In 1960, among all households in the U.S. with children under 18, 1 in 8 were not headed by a married couple. Today, the proportion is nearly 1 in 3. While most single parents are women, the number of single men with children has increased greatly int hat time, to 2.6 million.

Single-parent households face all of the financial issues experienced by married couples, but they may be heightened by the limitation of not being able to have two earners in the family, as well as the need for one person to combine work, household and child-rearing task.

Single-parent households are formed either by an unmarried adult, through divorce, or due to the passing of a spouse. In this article, I will use the example of a single father who has lost his wife to illness, which was my own situation several years ago. In this case, you are confronted with many challenges at once, ranging from the need to maintain or increase your income to navigating your period of grieving and assisting your children with theirs.

I would like to present the idea that, like any difficulty in your life, this is a challenge that you can face and overcome, both by finding inner strength and by finding the right help from others. I will summarize this view in the form of five choices you can make. Though the focus is on a particular group, many of the points will also be of great assistance to the general population in navigating your interwoven personal and financial issues.

Choice #1 – Restart your life with confidence

Stanley Kissel, a clinical psychologist who has written about the grieving process of widowers, points to the importance of not denying the loss and bottling up your feelings, suggesting that it may be helpful to join a bereavement group for this purpose. He also says, “Grieving is not a permanent process that follows one of life’s major stresses. Grieving is the body’s way of coping with an overwhelming shock after the loss of a loved one.” Sharing your feelings helps to ensure that the grieving period is finite and that you will move forward, not delaying actions that need to be taken. In terms of new relationships, Stanley Kissel emphasizes that you will be vulnerable to looking for someone quickly to share your family responsibilities, but you should instead focus on finding someone who is right for you. Then, it should also work out well for the children.

Choice #2 – Get control of your budget and financial goals

Keeping track of every expense and income item will put you in control of your finances, enabling you to accomplish your objectives. It is suggested that you make use of today’s technology and set up a Personal Financial Management (PFM) website.

This will enable you to centralize access to all of your accounts – bank, investment and retirement – and will save and categorize your expenses for review. The next step is to list your short-term and long-term financial goals and develop strategies to accomplish them.

Choice #3 – Understand, and help your children to understand, that happiness is available within the scope of your real financial circumstances

Once you have accomplished Choice #2, you will be more realistic about your lifestyle choices. It may make sense to downsize your residence, but you will be afraid to disappoint your children by doing so. Or, you may not be able to send your child to their first choice of college due to the cost. In all such cases, bear with the immediate pain, explain the reasons for your choices, and know that the whole family will be better off in the long-run.

Choice #4 – Develop a plan to increase your earning potential

Change is good! If you realize that your current career may fall short in helping you to accomplish your financial goals, identify a path towards a new career, then educate yourself for it, and make the move. Don’t worry if it doesn’t work out quickly, success comes most often from long-term efforts.

Choice #5 – Make every day count

Can you be a good father and have a successful career while also working towards your personal fulfillment? The only way to do it is one day at a time. With your children, communication is the key. It should start by talking to them about their own feelings of loss and continue as you devote your time on a daily basis to share in their experiences. If your schedule sometimes keeps you from being with them, they will know that they still have the most important thing – your love. In addition, try sharing your own experiences with your kids. Not just “wins,” but “losses” too. If you encounter financial stress, explain it to them so they can understand the situation with you. Honesty will help everyone.

Instead of thinking about what you might have done in the past or what you might do some time in the future, what matters is what you are doing today to accomplish your goals.

○ ○ ○ ○ ○

**PROMPT 1**
In two sentences, summarize the article on single parents.
**PROMPT 2**
Reproduce the passage of the article on single parents starting with "Stanley Kissel, a" and going on through "for the children.".
Nothing in the data after this point is needed.

○ ○ ○ ○ ○

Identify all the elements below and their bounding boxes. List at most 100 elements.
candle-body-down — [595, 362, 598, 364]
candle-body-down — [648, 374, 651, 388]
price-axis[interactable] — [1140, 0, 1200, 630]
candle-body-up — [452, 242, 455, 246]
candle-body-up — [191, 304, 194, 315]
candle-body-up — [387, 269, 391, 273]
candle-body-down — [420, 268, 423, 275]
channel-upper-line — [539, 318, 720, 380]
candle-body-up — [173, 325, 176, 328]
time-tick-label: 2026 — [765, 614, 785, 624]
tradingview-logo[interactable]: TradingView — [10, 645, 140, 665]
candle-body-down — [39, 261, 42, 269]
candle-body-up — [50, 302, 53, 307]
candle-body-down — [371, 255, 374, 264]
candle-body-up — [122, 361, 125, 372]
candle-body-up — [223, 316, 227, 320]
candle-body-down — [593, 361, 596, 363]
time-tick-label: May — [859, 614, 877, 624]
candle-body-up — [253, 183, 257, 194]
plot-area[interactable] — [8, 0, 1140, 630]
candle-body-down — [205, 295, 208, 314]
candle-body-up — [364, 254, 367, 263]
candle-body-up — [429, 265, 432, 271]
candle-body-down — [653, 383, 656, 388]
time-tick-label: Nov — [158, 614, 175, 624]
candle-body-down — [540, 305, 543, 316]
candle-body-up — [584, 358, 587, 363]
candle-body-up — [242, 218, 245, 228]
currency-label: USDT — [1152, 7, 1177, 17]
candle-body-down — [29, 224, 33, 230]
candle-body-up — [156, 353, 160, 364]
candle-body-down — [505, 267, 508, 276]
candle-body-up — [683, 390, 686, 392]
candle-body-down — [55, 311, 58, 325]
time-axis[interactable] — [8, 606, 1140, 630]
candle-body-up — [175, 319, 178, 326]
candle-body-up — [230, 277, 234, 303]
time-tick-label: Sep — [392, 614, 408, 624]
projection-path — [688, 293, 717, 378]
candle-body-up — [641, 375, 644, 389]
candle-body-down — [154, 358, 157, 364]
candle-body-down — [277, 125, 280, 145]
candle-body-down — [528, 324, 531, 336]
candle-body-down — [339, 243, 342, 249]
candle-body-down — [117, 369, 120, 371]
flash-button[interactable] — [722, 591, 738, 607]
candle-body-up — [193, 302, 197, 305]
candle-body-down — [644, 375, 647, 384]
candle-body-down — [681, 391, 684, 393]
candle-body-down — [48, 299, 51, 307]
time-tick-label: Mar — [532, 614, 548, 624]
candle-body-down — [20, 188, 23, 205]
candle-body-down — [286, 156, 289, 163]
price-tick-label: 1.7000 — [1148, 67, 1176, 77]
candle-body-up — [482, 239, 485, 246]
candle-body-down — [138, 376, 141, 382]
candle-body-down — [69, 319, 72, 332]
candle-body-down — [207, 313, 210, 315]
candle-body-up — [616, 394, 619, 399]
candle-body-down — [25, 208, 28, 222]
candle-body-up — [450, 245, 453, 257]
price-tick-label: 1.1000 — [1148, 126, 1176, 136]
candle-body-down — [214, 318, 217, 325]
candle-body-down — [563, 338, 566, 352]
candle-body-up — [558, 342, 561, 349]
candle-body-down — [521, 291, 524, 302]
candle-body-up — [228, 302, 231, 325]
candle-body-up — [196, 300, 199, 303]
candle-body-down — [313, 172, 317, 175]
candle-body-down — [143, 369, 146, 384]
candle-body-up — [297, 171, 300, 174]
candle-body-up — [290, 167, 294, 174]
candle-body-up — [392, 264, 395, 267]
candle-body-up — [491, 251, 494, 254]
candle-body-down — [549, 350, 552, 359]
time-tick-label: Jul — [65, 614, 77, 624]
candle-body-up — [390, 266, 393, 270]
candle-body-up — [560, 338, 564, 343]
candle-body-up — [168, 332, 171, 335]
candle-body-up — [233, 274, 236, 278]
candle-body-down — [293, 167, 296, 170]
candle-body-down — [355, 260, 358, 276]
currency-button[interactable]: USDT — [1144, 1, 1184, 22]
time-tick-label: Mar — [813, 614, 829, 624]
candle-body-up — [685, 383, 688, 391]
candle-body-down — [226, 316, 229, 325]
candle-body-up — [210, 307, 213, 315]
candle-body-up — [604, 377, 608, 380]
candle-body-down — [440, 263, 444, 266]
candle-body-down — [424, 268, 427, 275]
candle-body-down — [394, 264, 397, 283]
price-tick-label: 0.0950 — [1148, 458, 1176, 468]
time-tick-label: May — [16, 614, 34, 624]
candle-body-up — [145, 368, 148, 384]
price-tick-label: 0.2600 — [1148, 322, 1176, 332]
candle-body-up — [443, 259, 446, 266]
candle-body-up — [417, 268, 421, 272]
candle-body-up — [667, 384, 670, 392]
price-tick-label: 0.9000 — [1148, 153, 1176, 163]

○ ○ ○ ○ ○

**WRITTEN RESPONSE 1**
The share of U.S. households with children not headed by a married couple has risen from 1 in 8 in 1960 to nearly 1 in 3, and single parents face the same financial issues as married couples, often made harder by having only one earner. Drawing on the example of a widowed father, the article presents five choices: restart your life with confidence, take control of your budget and financial goals, help your children see that happiness is possible within your real financial circumstances, plan to increase your earning potential, and make every day count.

**WRITTEN RESPONSE 2**
Stanley Kissel, a clinical psychologist who has written about the grieving process of widowers, points to the importance of not denying the loss and bottling up your feelings, suggesting that it may be helpful to join a bereavement group for this purpose. He also says, “Grieving is not a permanent process that follows one of life’s major stresses. Grieving is the body’s way of coping with an overwhelming shock after the loss of a loved one.” Sharing your feelings helps to ensure that the grieving period is finite and that you will move forward, not delaying actions that need to be taken. In terms of new relationships, Stanley Kissel emphasizes that you will be vulnerable to looking for someone quickly to share your family responsibilities, but you should instead focus on finding someone who is right for you. Then, it should also work out well for the children.